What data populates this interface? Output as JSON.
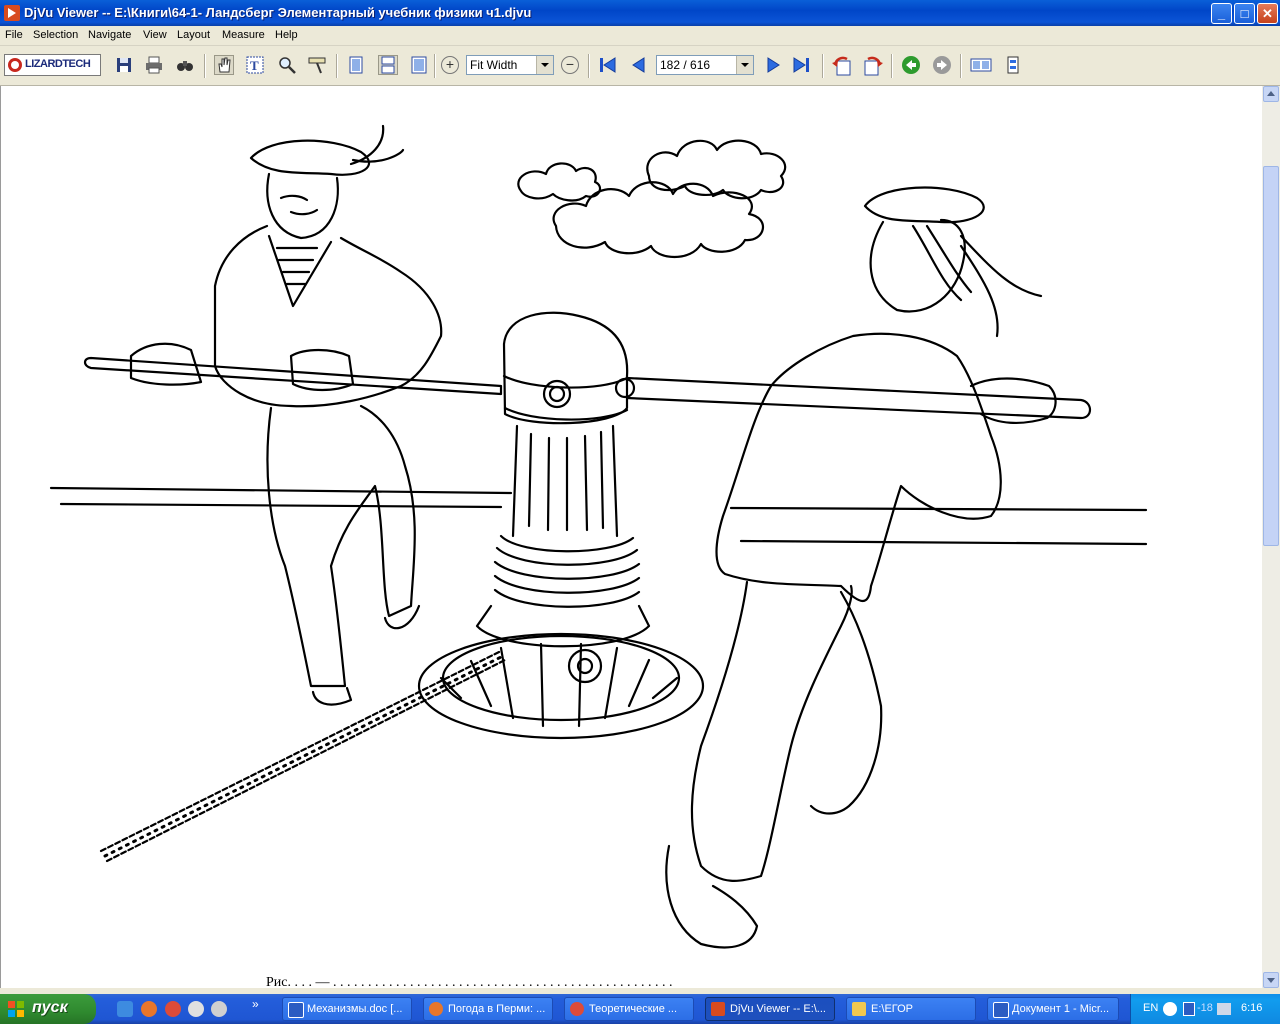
{
  "window": {
    "title": "DjVu Viewer -- E:\\Книги\\64-1- Ландсберг Элементарный учебник физики ч1.djvu",
    "icon": "djvu-app-icon",
    "controls": [
      "minimize",
      "maximize",
      "close"
    ]
  },
  "menu": [
    "File",
    "Selection",
    "Navigate",
    "View",
    "Layout",
    "Measure",
    "Help"
  ],
  "toolbar": {
    "logo": "LIZARDTECH",
    "zoom_value": "Fit Width",
    "page_value": "182 / 616",
    "icons": [
      "save-icon",
      "print-icon",
      "find-icon",
      "pan-hand-icon",
      "text-select-icon",
      "zoom-rect-icon",
      "measure-icon",
      "single-page-icon",
      "continuous-page-icon",
      "facing-pages-icon",
      "zoom-in-icon",
      "zoom-out-icon",
      "first-page-icon",
      "prev-page-icon",
      "next-page-icon",
      "last-page-icon",
      "rotate-left-icon",
      "rotate-right-icon",
      "back-icon",
      "forward-icon",
      "thumbnails-icon",
      "bookmarks-icon"
    ]
  },
  "document": {
    "illustration": "two sailors turning a ship capstan with a rope coiled around it",
    "caption_partial": "Рис. ... — ..."
  },
  "taskbar": {
    "start_label": "пуск",
    "quick_launch": [
      "ie-icon",
      "firefox-icon",
      "chrome-icon",
      "unknown-icon",
      "app-icon"
    ],
    "overflow": "»",
    "tasks": [
      {
        "label": "Механизмы.doc [...",
        "icon": "word-icon",
        "active": false
      },
      {
        "label": "Погода в Перми: ...",
        "icon": "firefox-icon",
        "active": false
      },
      {
        "label": "Теоретические ...",
        "icon": "chrome-icon",
        "active": false
      },
      {
        "label": "DjVu Viewer -- E:\\...",
        "icon": "djvu-icon",
        "active": true
      },
      {
        "label": "E:\\ЕГОР",
        "icon": "folder-icon",
        "active": false
      },
      {
        "label": "Документ 1 - Micr...",
        "icon": "word-icon",
        "active": false
      }
    ],
    "tray": {
      "lang": "EN",
      "temp": "-18",
      "time": "6:16"
    }
  }
}
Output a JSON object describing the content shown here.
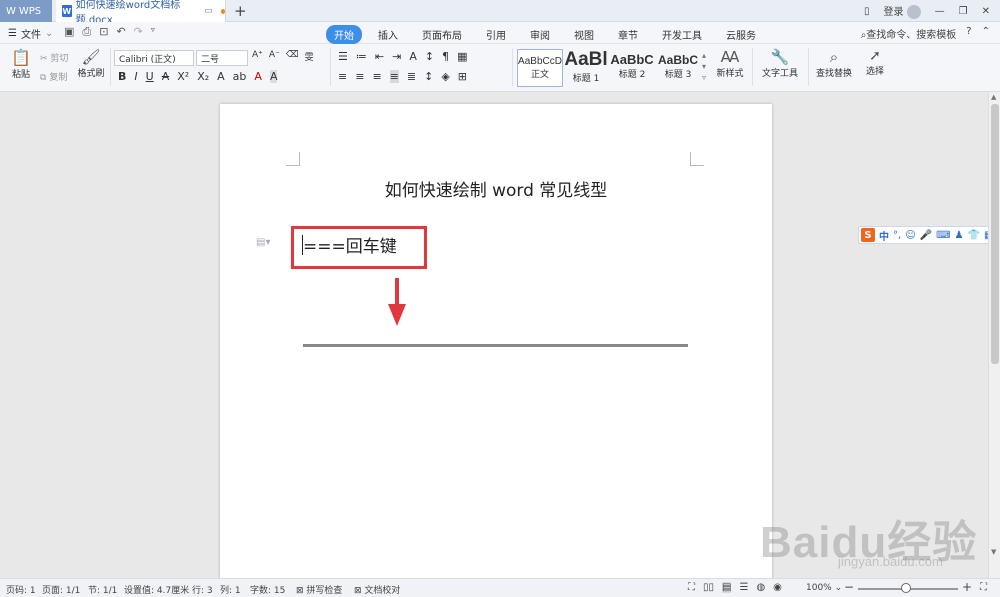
{
  "titlebar": {
    "app_tab": "WPS",
    "doc_tab": "如何快速绘word文档标题.docx",
    "new_tab": "+",
    "login": "登录"
  },
  "menubar": {
    "file": "文件",
    "tabs": [
      "开始",
      "插入",
      "页面布局",
      "引用",
      "审阅",
      "视图",
      "章节",
      "开发工具",
      "云服务"
    ],
    "search": "查找命令、搜索模板",
    "help": "?"
  },
  "ribbon": {
    "paste": "粘贴",
    "cut": "剪切",
    "copy": "复制",
    "format_painter": "格式刷",
    "font_name": "Calibri (正文)",
    "font_size": "二号",
    "styles": [
      {
        "sample": "AaBbCcD",
        "label": "正文"
      },
      {
        "sample": "AaBl",
        "label": "标题 1"
      },
      {
        "sample": "AaBbC",
        "label": "标题 2"
      },
      {
        "sample": "AaBbC",
        "label": "标题 3"
      }
    ],
    "new_style": "新样式",
    "text_tools": "文字工具",
    "find_replace": "查找替换",
    "select": "选择"
  },
  "document": {
    "title": "如何快速绘制 word 常见线型",
    "line_text": "===回车键"
  },
  "ime": {
    "logo": "S",
    "mode": "中"
  },
  "statusbar": {
    "page_no": "页码: 1",
    "pages": "页面: 1/1",
    "section": "节: 1/1",
    "setting": "设置值: 4.7厘米",
    "row": "行: 3",
    "col": "列: 1",
    "words": "字数: 15",
    "spell": "拼写检查",
    "proof": "文档校对",
    "zoom": "100%",
    "zoom_level": 0.5
  },
  "watermark": {
    "brand": "Baidu经验",
    "url": "jingyan.baidu.com"
  },
  "colors": {
    "accent": "#3c8ee6",
    "highlight_box": "#e0383e",
    "arrow": "#e0383e",
    "rule_line": "#888888"
  }
}
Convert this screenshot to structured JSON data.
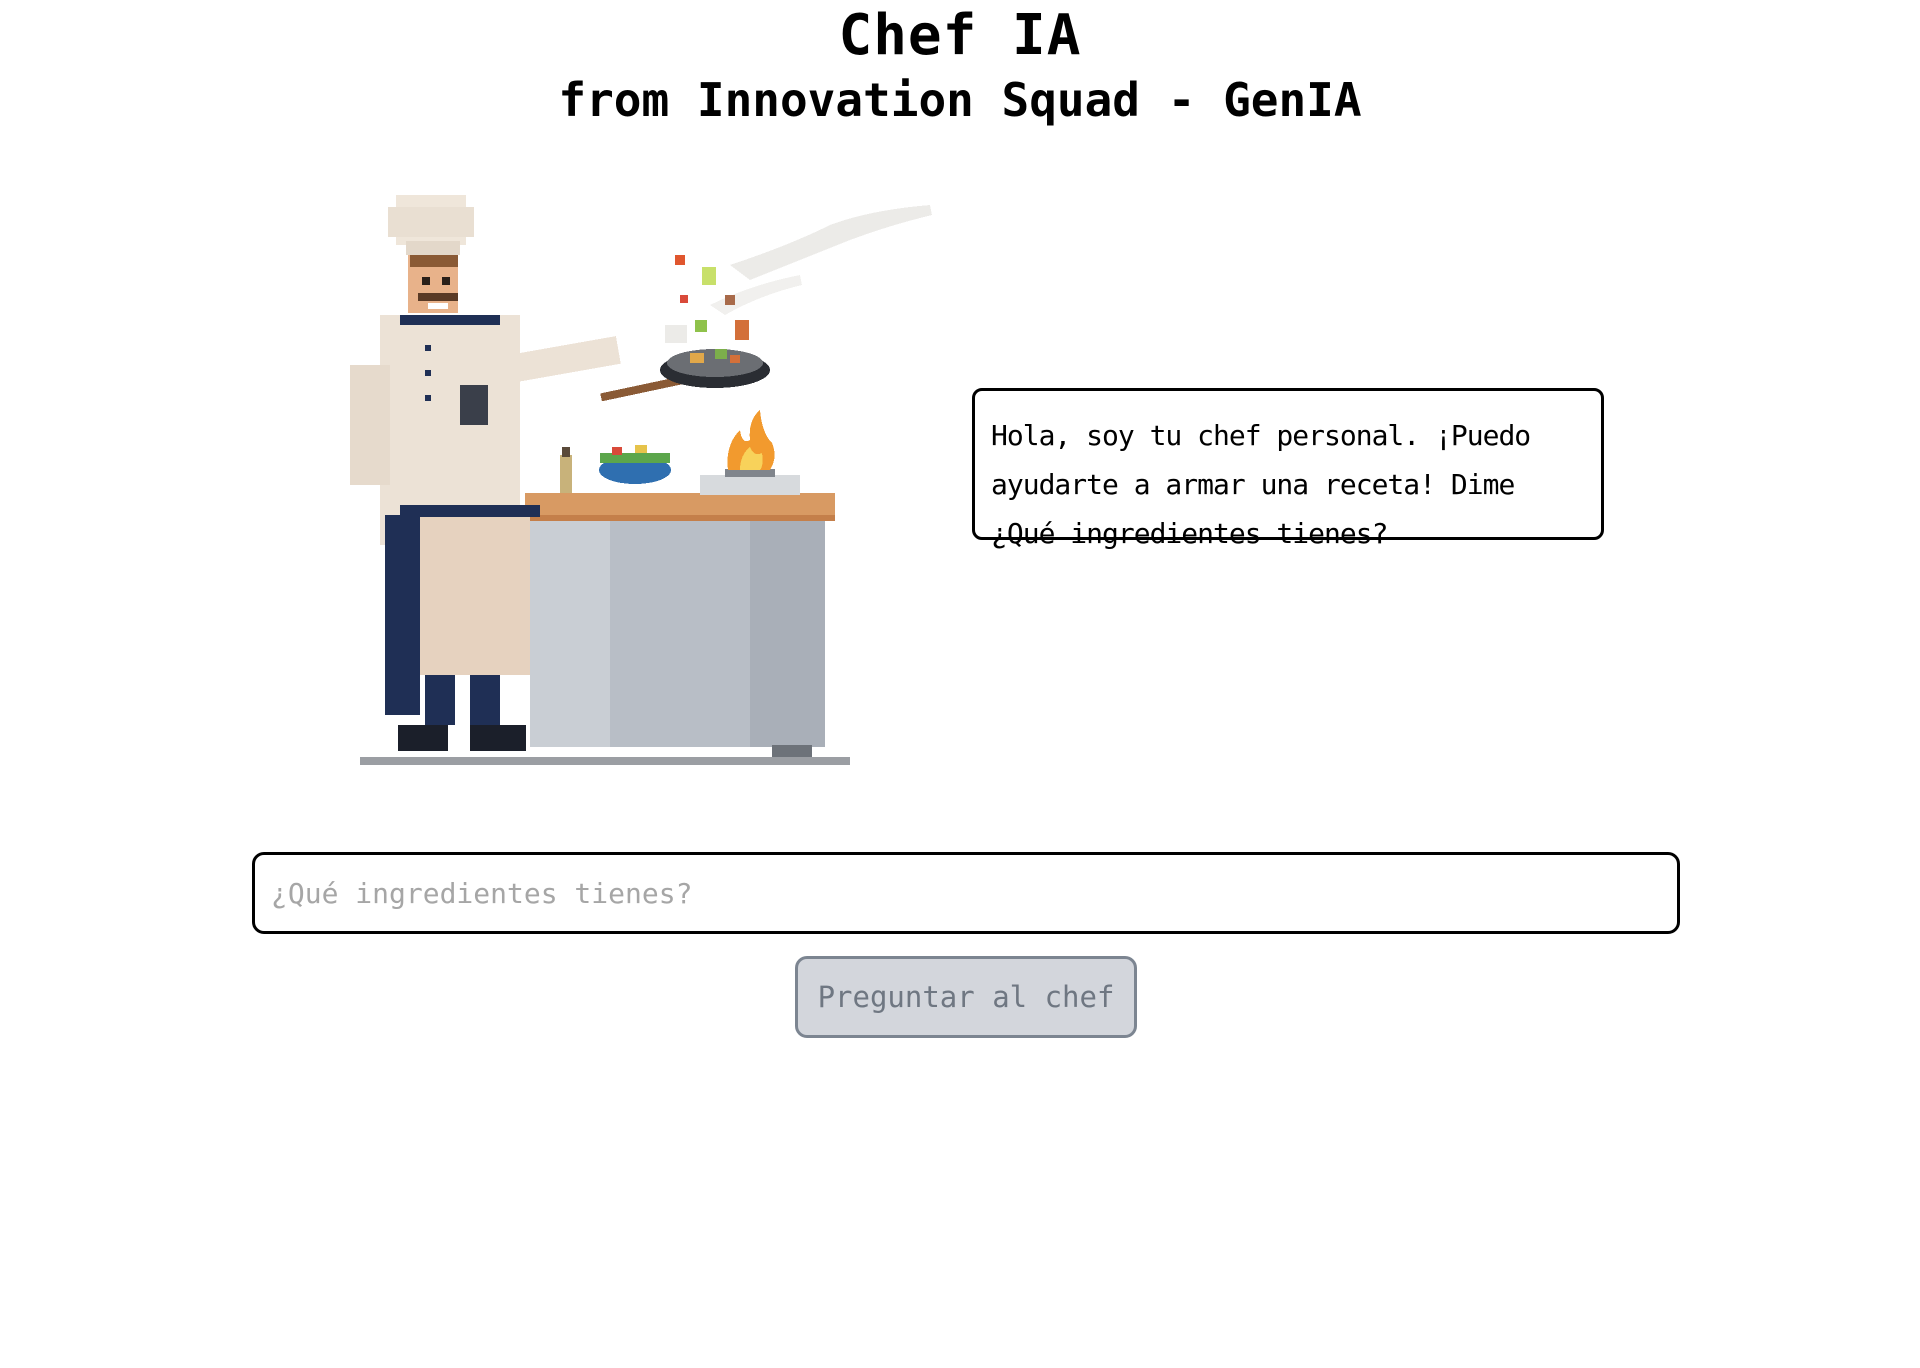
{
  "header": {
    "title": "Chef IA",
    "subtitle": "from Innovation Squad - GenIA"
  },
  "chat": {
    "chef_message": "Hola, soy tu chef personal. ¡Puedo ayudarte a armar una receta! Dime ¿Qué ingredientes tienes?"
  },
  "form": {
    "input_placeholder": "¿Qué ingredientes tienes?",
    "input_value": "",
    "submit_label": "Preguntar al chef",
    "submit_disabled": true
  },
  "illustration": {
    "name": "pixel-chef-cooking",
    "colors": {
      "coat": "#ece2d6",
      "trim": "#1f2f55",
      "counter_top": "#d89a63",
      "counter_body": "#b8bec6",
      "flame": "#f29a2e"
    }
  }
}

◇ ◇ ◇ ◇ ◇ ◇ ◇

Brief: Every line above should be returned word for word, with the pictures left behind.

Response to this exercise:
What data populates this interface? Output as JSON.
{
  "window": {
    "title": "DjVu Viewer -- E:\\Книги\\64-1- Ландсберг Элементарный учебник физики ч1.djvu",
    "icon": "djvu-app-icon",
    "controls": [
      "minimize",
      "maximize",
      "close"
    ]
  },
  "menu": [
    "File",
    "Selection",
    "Navigate",
    "View",
    "Layout",
    "Measure",
    "Help"
  ],
  "toolbar": {
    "logo": "LIZARDTECH",
    "zoom_value": "Fit Width",
    "page_value": "182 / 616",
    "icons": [
      "save-icon",
      "print-icon",
      "find-icon",
      "pan-hand-icon",
      "text-select-icon",
      "zoom-rect-icon",
      "measure-icon",
      "single-page-icon",
      "continuous-page-icon",
      "facing-pages-icon",
      "zoom-in-icon",
      "zoom-out-icon",
      "first-page-icon",
      "prev-page-icon",
      "next-page-icon",
      "last-page-icon",
      "rotate-left-icon",
      "rotate-right-icon",
      "back-icon",
      "forward-icon",
      "thumbnails-icon",
      "bookmarks-icon"
    ]
  },
  "document": {
    "illustration": "two sailors turning a ship capstan with a rope coiled around it",
    "caption_partial": "Рис. ... — ..."
  },
  "taskbar": {
    "start_label": "пуск",
    "quick_launch": [
      "ie-icon",
      "firefox-icon",
      "chrome-icon",
      "unknown-icon",
      "app-icon"
    ],
    "overflow": "»",
    "tasks": [
      {
        "label": "Механизмы.doc [...",
        "icon": "word-icon",
        "active": false
      },
      {
        "label": "Погода в Перми: ...",
        "icon": "firefox-icon",
        "active": false
      },
      {
        "label": "Теоретические ...",
        "icon": "chrome-icon",
        "active": false
      },
      {
        "label": "DjVu Viewer -- E:\\...",
        "icon": "djvu-icon",
        "active": true
      },
      {
        "label": "E:\\ЕГОР",
        "icon": "folder-icon",
        "active": false
      },
      {
        "label": "Документ 1 - Micr...",
        "icon": "word-icon",
        "active": false
      }
    ],
    "tray": {
      "lang": "EN",
      "temp": "-18",
      "time": "6:16"
    }
  }
}
Output a JSON object describing the content shown here.
{
  "titlebar": {
    "app_tab": "WPS",
    "doc_tab": "如何快速绘word文档标题.docx",
    "new_tab": "+",
    "login": "登录"
  },
  "menubar": {
    "file": "文件",
    "tabs": [
      "开始",
      "插入",
      "页面布局",
      "引用",
      "审阅",
      "视图",
      "章节",
      "开发工具",
      "云服务"
    ],
    "search": "查找命令、搜索模板",
    "help": "?"
  },
  "ribbon": {
    "paste": "粘贴",
    "cut": "剪切",
    "copy": "复制",
    "format_painter": "格式刷",
    "font_name": "Calibri (正文)",
    "font_size": "二号",
    "styles": [
      {
        "sample": "AaBbCcD",
        "label": "正文"
      },
      {
        "sample": "AaBl",
        "label": "标题 1"
      },
      {
        "sample": "AaBbC",
        "label": "标题 2"
      },
      {
        "sample": "AaBbC",
        "label": "标题 3"
      }
    ],
    "new_style": "新样式",
    "text_tools": "文字工具",
    "find_replace": "查找替换",
    "select": "选择"
  },
  "document": {
    "title": "如何快速绘制 word 常见线型",
    "line_text": "===回车键"
  },
  "ime": {
    "logo": "S",
    "mode": "中"
  },
  "statusbar": {
    "page_no": "页码: 1",
    "pages": "页面: 1/1",
    "section": "节: 1/1",
    "setting": "设置值: 4.7厘米",
    "row": "行: 3",
    "col": "列: 1",
    "words": "字数: 15",
    "spell": "拼写检查",
    "proof": "文档校对",
    "zoom": "100%",
    "zoom_level": 0.5
  },
  "watermark": {
    "brand": "Baidu经验",
    "url": "jingyan.baidu.com"
  },
  "colors": {
    "accent": "#3c8ee6",
    "highlight_box": "#e0383e",
    "arrow": "#e0383e",
    "rule_line": "#888888"
  }
}
Convert this screenshot to structured JSON data.
{
  "header": {
    "title": "Chef IA",
    "subtitle": "from Innovation Squad - GenIA"
  },
  "chat": {
    "chef_message": "Hola, soy tu chef personal. ¡Puedo ayudarte a armar una receta! Dime ¿Qué ingredientes tienes?"
  },
  "form": {
    "input_placeholder": "¿Qué ingredientes tienes?",
    "input_value": "",
    "submit_label": "Preguntar al chef",
    "submit_disabled": true
  },
  "illustration": {
    "name": "pixel-chef-cooking",
    "colors": {
      "coat": "#ece2d6",
      "trim": "#1f2f55",
      "counter_top": "#d89a63",
      "counter_body": "#b8bec6",
      "flame": "#f29a2e"
    }
  }
}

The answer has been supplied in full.